WORK TO BE COMPLETED – Repeat the lines that follow, leaving nothing out.

SOURCE DATA –
=-=-=-=-=
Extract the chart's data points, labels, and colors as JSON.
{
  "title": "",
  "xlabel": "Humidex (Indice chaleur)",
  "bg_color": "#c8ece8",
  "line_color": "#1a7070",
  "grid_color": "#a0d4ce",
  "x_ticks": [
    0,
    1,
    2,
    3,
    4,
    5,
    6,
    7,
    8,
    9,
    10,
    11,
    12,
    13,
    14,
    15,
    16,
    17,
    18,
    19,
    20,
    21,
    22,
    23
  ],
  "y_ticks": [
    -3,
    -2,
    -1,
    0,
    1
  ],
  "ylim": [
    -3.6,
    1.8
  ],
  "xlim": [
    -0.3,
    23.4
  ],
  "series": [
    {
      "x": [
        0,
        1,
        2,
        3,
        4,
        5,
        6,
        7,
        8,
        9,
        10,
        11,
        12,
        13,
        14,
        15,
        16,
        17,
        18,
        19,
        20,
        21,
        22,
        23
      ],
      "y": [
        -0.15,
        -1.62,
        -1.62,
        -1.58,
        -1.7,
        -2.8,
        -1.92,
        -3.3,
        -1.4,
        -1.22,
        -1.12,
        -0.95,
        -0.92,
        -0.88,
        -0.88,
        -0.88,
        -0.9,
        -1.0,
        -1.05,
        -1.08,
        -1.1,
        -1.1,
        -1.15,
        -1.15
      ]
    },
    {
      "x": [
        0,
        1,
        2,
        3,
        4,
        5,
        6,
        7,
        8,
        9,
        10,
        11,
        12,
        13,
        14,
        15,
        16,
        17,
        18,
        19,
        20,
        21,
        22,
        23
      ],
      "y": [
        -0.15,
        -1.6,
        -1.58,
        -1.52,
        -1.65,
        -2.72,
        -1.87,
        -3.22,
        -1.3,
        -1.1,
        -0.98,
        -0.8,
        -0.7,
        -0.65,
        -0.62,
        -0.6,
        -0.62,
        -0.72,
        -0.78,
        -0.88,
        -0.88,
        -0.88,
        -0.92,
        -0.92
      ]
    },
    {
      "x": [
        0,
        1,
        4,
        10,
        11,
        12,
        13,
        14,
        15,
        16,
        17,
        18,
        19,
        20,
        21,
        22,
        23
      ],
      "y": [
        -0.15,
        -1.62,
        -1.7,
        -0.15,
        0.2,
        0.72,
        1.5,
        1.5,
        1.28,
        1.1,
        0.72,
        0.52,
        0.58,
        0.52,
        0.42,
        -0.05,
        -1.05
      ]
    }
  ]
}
=-=-=-=-=
ANSWER FOR THIS EXERCISE –
Extract the chart's data points, labels, and colors as JSON.
{
  "title": "",
  "xlabel": "Humidex (Indice chaleur)",
  "bg_color": "#c8ece8",
  "line_color": "#1a7070",
  "grid_color": "#a0d4ce",
  "x_ticks": [
    0,
    1,
    2,
    3,
    4,
    5,
    6,
    7,
    8,
    9,
    10,
    11,
    12,
    13,
    14,
    15,
    16,
    17,
    18,
    19,
    20,
    21,
    22,
    23
  ],
  "y_ticks": [
    -3,
    -2,
    -1,
    0,
    1
  ],
  "ylim": [
    -3.6,
    1.8
  ],
  "xlim": [
    -0.3,
    23.4
  ],
  "series": [
    {
      "x": [
        0,
        1,
        2,
        3,
        4,
        5,
        6,
        7,
        8,
        9,
        10,
        11,
        12,
        13,
        14,
        15,
        16,
        17,
        18,
        19,
        20,
        21,
        22,
        23
      ],
      "y": [
        -0.15,
        -1.62,
        -1.62,
        -1.58,
        -1.7,
        -2.8,
        -1.92,
        -3.3,
        -1.4,
        -1.22,
        -1.12,
        -0.95,
        -0.92,
        -0.88,
        -0.88,
        -0.88,
        -0.9,
        -1.0,
        -1.05,
        -1.08,
        -1.1,
        -1.1,
        -1.15,
        -1.15
      ]
    },
    {
      "x": [
        0,
        1,
        2,
        3,
        4,
        5,
        6,
        7,
        8,
        9,
        10,
        11,
        12,
        13,
        14,
        15,
        16,
        17,
        18,
        19,
        20,
        21,
        22,
        23
      ],
      "y": [
        -0.15,
        -1.6,
        -1.58,
        -1.52,
        -1.65,
        -2.72,
        -1.87,
        -3.22,
        -1.3,
        -1.1,
        -0.98,
        -0.8,
        -0.7,
        -0.65,
        -0.62,
        -0.6,
        -0.62,
        -0.72,
        -0.78,
        -0.88,
        -0.88,
        -0.88,
        -0.92,
        -0.92
      ]
    },
    {
      "x": [
        0,
        1,
        4,
        10,
        11,
        12,
        13,
        14,
        15,
        16,
        17,
        18,
        19,
        20,
        21,
        22,
        23
      ],
      "y": [
        -0.15,
        -1.62,
        -1.7,
        -0.15,
        0.2,
        0.72,
        1.5,
        1.5,
        1.28,
        1.1,
        0.72,
        0.52,
        0.58,
        0.52,
        0.42,
        -0.05,
        -1.05
      ]
    }
  ]
}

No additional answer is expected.